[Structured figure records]
|---|

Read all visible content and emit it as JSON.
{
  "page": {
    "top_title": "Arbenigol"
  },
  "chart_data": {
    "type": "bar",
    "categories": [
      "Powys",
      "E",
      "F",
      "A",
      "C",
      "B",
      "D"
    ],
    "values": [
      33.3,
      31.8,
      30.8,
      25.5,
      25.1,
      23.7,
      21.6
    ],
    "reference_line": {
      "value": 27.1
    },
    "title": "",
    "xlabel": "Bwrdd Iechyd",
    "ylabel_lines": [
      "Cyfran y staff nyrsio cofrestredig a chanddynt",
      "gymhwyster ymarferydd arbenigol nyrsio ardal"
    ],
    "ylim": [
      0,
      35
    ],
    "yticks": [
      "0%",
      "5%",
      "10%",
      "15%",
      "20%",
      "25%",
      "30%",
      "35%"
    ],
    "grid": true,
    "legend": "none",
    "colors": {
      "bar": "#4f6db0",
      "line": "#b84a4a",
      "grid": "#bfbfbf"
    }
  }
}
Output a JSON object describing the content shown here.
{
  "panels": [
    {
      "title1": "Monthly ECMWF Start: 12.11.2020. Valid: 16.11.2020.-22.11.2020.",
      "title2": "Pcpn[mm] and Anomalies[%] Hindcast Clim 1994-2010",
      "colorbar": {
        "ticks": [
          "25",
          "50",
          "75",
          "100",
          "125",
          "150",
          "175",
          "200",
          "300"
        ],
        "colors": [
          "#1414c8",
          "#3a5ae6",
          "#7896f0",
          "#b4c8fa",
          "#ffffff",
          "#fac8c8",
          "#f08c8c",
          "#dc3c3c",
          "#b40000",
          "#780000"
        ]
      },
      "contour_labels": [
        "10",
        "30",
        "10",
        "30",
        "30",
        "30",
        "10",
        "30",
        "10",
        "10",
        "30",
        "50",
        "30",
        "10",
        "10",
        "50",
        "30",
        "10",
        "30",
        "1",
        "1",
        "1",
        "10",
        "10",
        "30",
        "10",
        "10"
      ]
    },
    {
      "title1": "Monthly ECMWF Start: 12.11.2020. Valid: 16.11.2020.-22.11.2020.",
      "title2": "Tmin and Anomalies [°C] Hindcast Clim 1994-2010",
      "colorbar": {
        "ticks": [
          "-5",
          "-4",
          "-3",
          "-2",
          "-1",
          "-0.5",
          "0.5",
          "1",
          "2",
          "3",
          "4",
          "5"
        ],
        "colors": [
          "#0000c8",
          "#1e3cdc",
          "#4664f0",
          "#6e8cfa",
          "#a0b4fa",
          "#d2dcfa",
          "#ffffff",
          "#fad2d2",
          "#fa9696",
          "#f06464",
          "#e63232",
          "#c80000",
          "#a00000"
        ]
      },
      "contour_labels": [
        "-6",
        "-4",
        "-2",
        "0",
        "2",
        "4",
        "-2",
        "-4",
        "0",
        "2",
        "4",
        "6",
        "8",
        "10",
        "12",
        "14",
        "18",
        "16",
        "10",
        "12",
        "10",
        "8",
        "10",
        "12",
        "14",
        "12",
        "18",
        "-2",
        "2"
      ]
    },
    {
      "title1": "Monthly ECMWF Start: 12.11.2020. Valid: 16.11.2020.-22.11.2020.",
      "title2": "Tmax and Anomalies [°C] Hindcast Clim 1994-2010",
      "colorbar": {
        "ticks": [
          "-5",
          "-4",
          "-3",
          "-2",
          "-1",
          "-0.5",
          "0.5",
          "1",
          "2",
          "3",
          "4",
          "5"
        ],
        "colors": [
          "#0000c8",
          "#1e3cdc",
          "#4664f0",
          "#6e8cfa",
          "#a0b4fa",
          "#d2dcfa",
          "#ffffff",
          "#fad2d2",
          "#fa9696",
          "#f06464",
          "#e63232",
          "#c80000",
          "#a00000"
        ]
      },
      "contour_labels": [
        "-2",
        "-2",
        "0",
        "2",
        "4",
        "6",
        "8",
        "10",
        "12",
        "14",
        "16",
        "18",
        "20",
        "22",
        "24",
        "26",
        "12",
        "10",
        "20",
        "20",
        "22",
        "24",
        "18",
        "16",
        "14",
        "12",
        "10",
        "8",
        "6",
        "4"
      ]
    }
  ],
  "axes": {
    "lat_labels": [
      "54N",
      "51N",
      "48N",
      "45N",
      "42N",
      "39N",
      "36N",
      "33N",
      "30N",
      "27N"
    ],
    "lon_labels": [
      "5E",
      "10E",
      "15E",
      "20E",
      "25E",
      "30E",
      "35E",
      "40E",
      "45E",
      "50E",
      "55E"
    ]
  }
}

|---|

> **INSTRUCTION**
Please reproduce each line exactly as written.

> **FINISHED EXERCISE**
Read all visible content and emit it as JSON.
{
  "page": {
    "top_title": "Arbenigol"
  },
  "chart_data": {
    "type": "bar",
    "categories": [
      "Powys",
      "E",
      "F",
      "A",
      "C",
      "B",
      "D"
    ],
    "values": [
      33.3,
      31.8,
      30.8,
      25.5,
      25.1,
      23.7,
      21.6
    ],
    "reference_line": {
      "value": 27.1
    },
    "title": "",
    "xlabel": "Bwrdd Iechyd",
    "ylabel_lines": [
      "Cyfran y staff nyrsio cofrestredig a chanddynt",
      "gymhwyster ymarferydd arbenigol nyrsio ardal"
    ],
    "ylim": [
      0,
      35
    ],
    "yticks": [
      "0%",
      "5%",
      "10%",
      "15%",
      "20%",
      "25%",
      "30%",
      "35%"
    ],
    "grid": true,
    "legend": "none",
    "colors": {
      "bar": "#4f6db0",
      "line": "#b84a4a",
      "grid": "#bfbfbf"
    }
  }
}
Output a JSON object describing the content shown here.
{
  "panels": [
    {
      "title1": "Monthly ECMWF Start: 12.11.2020. Valid: 16.11.2020.-22.11.2020.",
      "title2": "Pcpn[mm] and Anomalies[%] Hindcast Clim 1994-2010",
      "colorbar": {
        "ticks": [
          "25",
          "50",
          "75",
          "100",
          "125",
          "150",
          "175",
          "200",
          "300"
        ],
        "colors": [
          "#1414c8",
          "#3a5ae6",
          "#7896f0",
          "#b4c8fa",
          "#ffffff",
          "#fac8c8",
          "#f08c8c",
          "#dc3c3c",
          "#b40000",
          "#780000"
        ]
      },
      "contour_labels": [
        "10",
        "30",
        "10",
        "30",
        "30",
        "30",
        "10",
        "30",
        "10",
        "10",
        "30",
        "50",
        "30",
        "10",
        "10",
        "50",
        "30",
        "10",
        "30",
        "1",
        "1",
        "1",
        "10",
        "10",
        "30",
        "10",
        "10"
      ]
    },
    {
      "title1": "Monthly ECMWF Start: 12.11.2020. Valid: 16.11.2020.-22.11.2020.",
      "title2": "Tmin and Anomalies [°C] Hindcast Clim 1994-2010",
      "colorbar": {
        "ticks": [
          "-5",
          "-4",
          "-3",
          "-2",
          "-1",
          "-0.5",
          "0.5",
          "1",
          "2",
          "3",
          "4",
          "5"
        ],
        "colors": [
          "#0000c8",
          "#1e3cdc",
          "#4664f0",
          "#6e8cfa",
          "#a0b4fa",
          "#d2dcfa",
          "#ffffff",
          "#fad2d2",
          "#fa9696",
          "#f06464",
          "#e63232",
          "#c80000",
          "#a00000"
        ]
      },
      "contour_labels": [
        "-6",
        "-4",
        "-2",
        "0",
        "2",
        "4",
        "-2",
        "-4",
        "0",
        "2",
        "4",
        "6",
        "8",
        "10",
        "12",
        "14",
        "18",
        "16",
        "10",
        "12",
        "10",
        "8",
        "10",
        "12",
        "14",
        "12",
        "18",
        "-2",
        "2"
      ]
    },
    {
      "title1": "Monthly ECMWF Start: 12.11.2020. Valid: 16.11.2020.-22.11.2020.",
      "title2": "Tmax and Anomalies [°C] Hindcast Clim 1994-2010",
      "colorbar": {
        "ticks": [
          "-5",
          "-4",
          "-3",
          "-2",
          "-1",
          "-0.5",
          "0.5",
          "1",
          "2",
          "3",
          "4",
          "5"
        ],
        "colors": [
          "#0000c8",
          "#1e3cdc",
          "#4664f0",
          "#6e8cfa",
          "#a0b4fa",
          "#d2dcfa",
          "#ffffff",
          "#fad2d2",
          "#fa9696",
          "#f06464",
          "#e63232",
          "#c80000",
          "#a00000"
        ]
      },
      "contour_labels": [
        "-2",
        "-2",
        "0",
        "2",
        "4",
        "6",
        "8",
        "10",
        "12",
        "14",
        "16",
        "18",
        "20",
        "22",
        "24",
        "26",
        "12",
        "10",
        "20",
        "20",
        "22",
        "24",
        "18",
        "16",
        "14",
        "12",
        "10",
        "8",
        "6",
        "4"
      ]
    }
  ],
  "axes": {
    "lat_labels": [
      "54N",
      "51N",
      "48N",
      "45N",
      "42N",
      "39N",
      "36N",
      "33N",
      "30N",
      "27N"
    ],
    "lon_labels": [
      "5E",
      "10E",
      "15E",
      "20E",
      "25E",
      "30E",
      "35E",
      "40E",
      "45E",
      "50E",
      "55E"
    ]
  }
}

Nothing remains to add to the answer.